Dataset listings of figures:
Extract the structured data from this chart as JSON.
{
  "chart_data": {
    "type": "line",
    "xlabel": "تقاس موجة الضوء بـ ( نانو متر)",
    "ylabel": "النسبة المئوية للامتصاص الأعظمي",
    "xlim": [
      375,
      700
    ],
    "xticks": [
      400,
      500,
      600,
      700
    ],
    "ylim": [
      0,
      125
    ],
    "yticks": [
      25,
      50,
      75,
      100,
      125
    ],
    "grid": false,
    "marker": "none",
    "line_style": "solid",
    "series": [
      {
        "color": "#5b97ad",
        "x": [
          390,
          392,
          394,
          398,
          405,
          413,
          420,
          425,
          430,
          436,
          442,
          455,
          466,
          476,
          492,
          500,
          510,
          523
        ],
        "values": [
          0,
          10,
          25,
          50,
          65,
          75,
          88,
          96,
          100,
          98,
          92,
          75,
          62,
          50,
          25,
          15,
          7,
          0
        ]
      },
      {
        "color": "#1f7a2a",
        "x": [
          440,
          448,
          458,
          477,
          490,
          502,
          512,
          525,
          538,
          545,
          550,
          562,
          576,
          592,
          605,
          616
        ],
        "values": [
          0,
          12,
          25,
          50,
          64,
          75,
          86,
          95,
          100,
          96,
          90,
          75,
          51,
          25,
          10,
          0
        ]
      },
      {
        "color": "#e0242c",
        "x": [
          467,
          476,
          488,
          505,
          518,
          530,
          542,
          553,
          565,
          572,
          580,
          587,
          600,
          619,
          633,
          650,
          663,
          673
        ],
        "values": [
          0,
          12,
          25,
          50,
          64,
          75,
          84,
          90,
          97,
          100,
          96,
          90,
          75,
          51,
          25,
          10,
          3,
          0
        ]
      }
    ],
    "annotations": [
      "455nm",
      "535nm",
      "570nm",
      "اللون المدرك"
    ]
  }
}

What is expected — Output every record above exactly as it appears.

Output —
Extract the structured data from this chart as JSON.
{
  "chart_data": {
    "type": "line",
    "xlabel": "تقاس موجة الضوء بـ ( نانو متر)",
    "ylabel": "النسبة المئوية للامتصاص الأعظمي",
    "xlim": [
      375,
      700
    ],
    "xticks": [
      400,
      500,
      600,
      700
    ],
    "ylim": [
      0,
      125
    ],
    "yticks": [
      25,
      50,
      75,
      100,
      125
    ],
    "grid": false,
    "marker": "none",
    "line_style": "solid",
    "series": [
      {
        "color": "#5b97ad",
        "x": [
          390,
          392,
          394,
          398,
          405,
          413,
          420,
          425,
          430,
          436,
          442,
          455,
          466,
          476,
          492,
          500,
          510,
          523
        ],
        "values": [
          0,
          10,
          25,
          50,
          65,
          75,
          88,
          96,
          100,
          98,
          92,
          75,
          62,
          50,
          25,
          15,
          7,
          0
        ]
      },
      {
        "color": "#1f7a2a",
        "x": [
          440,
          448,
          458,
          477,
          490,
          502,
          512,
          525,
          538,
          545,
          550,
          562,
          576,
          592,
          605,
          616
        ],
        "values": [
          0,
          12,
          25,
          50,
          64,
          75,
          86,
          95,
          100,
          96,
          90,
          75,
          51,
          25,
          10,
          0
        ]
      },
      {
        "color": "#e0242c",
        "x": [
          467,
          476,
          488,
          505,
          518,
          530,
          542,
          553,
          565,
          572,
          580,
          587,
          600,
          619,
          633,
          650,
          663,
          673
        ],
        "values": [
          0,
          12,
          25,
          50,
          64,
          75,
          84,
          90,
          97,
          100,
          96,
          90,
          75,
          51,
          25,
          10,
          3,
          0
        ]
      }
    ],
    "annotations": [
      "455nm",
      "535nm",
      "570nm",
      "اللون المدرك"
    ]
  }
}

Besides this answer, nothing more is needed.